What is expected:
Quote the entries that follow exactly, leaving none out.

[Items from a data source]
'''

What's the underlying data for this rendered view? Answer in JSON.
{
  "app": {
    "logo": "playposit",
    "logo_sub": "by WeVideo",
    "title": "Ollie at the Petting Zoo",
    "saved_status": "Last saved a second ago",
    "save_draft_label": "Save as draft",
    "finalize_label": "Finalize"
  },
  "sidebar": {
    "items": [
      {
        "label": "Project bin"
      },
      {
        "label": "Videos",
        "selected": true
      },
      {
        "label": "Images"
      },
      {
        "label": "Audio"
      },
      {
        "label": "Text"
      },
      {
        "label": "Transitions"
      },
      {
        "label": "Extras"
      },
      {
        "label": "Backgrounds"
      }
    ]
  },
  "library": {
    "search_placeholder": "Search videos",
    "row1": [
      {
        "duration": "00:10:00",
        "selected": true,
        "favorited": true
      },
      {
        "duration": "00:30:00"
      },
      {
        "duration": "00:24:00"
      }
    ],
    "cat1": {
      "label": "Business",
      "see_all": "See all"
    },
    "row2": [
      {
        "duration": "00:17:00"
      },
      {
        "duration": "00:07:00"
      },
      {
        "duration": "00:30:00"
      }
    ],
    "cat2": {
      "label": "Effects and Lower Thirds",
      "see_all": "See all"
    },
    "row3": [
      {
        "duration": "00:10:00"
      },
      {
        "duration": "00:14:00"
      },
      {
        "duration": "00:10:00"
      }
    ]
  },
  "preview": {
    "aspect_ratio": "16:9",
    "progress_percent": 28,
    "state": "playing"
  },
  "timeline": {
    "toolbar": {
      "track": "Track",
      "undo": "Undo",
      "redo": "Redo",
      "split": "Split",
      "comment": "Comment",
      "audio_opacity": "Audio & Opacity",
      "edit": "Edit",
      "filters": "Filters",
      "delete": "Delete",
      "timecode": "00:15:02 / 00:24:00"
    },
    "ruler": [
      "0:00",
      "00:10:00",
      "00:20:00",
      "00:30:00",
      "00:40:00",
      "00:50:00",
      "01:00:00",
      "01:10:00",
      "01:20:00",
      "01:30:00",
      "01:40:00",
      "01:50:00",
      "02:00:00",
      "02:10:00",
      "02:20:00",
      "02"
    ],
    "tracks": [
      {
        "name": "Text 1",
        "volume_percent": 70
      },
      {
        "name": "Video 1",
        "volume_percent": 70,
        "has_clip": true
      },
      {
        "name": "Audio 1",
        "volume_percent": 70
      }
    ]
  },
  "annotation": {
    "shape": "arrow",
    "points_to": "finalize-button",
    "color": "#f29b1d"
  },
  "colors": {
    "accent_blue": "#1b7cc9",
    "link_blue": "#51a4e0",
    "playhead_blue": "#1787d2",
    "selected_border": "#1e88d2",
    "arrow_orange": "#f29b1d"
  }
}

'''

Task result:
What's the underlying data for this rendered view? Answer in JSON.
{
  "app": {
    "logo": "playposit",
    "logo_sub": "by WeVideo",
    "title": "Ollie at the Petting Zoo",
    "saved_status": "Last saved a second ago",
    "save_draft_label": "Save as draft",
    "finalize_label": "Finalize"
  },
  "sidebar": {
    "items": [
      {
        "label": "Project bin"
      },
      {
        "label": "Videos",
        "selected": true
      },
      {
        "label": "Images"
      },
      {
        "label": "Audio"
      },
      {
        "label": "Text"
      },
      {
        "label": "Transitions"
      },
      {
        "label": "Extras"
      },
      {
        "label": "Backgrounds"
      }
    ]
  },
  "library": {
    "search_placeholder": "Search videos",
    "row1": [
      {
        "duration": "00:10:00",
        "selected": true,
        "favorited": true
      },
      {
        "duration": "00:30:00"
      },
      {
        "duration": "00:24:00"
      }
    ],
    "cat1": {
      "label": "Business",
      "see_all": "See all"
    },
    "row2": [
      {
        "duration": "00:17:00"
      },
      {
        "duration": "00:07:00"
      },
      {
        "duration": "00:30:00"
      }
    ],
    "cat2": {
      "label": "Effects and Lower Thirds",
      "see_all": "See all"
    },
    "row3": [
      {
        "duration": "00:10:00"
      },
      {
        "duration": "00:14:00"
      },
      {
        "duration": "00:10:00"
      }
    ]
  },
  "preview": {
    "aspect_ratio": "16:9",
    "progress_percent": 28,
    "state": "playing"
  },
  "timeline": {
    "toolbar": {
      "track": "Track",
      "undo": "Undo",
      "redo": "Redo",
      "split": "Split",
      "comment": "Comment",
      "audio_opacity": "Audio & Opacity",
      "edit": "Edit",
      "filters": "Filters",
      "delete": "Delete",
      "timecode": "00:15:02 / 00:24:00"
    },
    "ruler": [
      "0:00",
      "00:10:00",
      "00:20:00",
      "00:30:00",
      "00:40:00",
      "00:50:00",
      "01:00:00",
      "01:10:00",
      "01:20:00",
      "01:30:00",
      "01:40:00",
      "01:50:00",
      "02:00:00",
      "02:10:00",
      "02:20:00",
      "02"
    ],
    "tracks": [
      {
        "name": "Text 1",
        "volume_percent": 70
      },
      {
        "name": "Video 1",
        "volume_percent": 70,
        "has_clip": true
      },
      {
        "name": "Audio 1",
        "volume_percent": 70
      }
    ]
  },
  "annotation": {
    "shape": "arrow",
    "points_to": "finalize-button",
    "color": "#f29b1d"
  },
  "colors": {
    "accent_blue": "#1b7cc9",
    "link_blue": "#51a4e0",
    "playhead_blue": "#1787d2",
    "selected_border": "#1e88d2",
    "arrow_orange": "#f29b1d"
  }
}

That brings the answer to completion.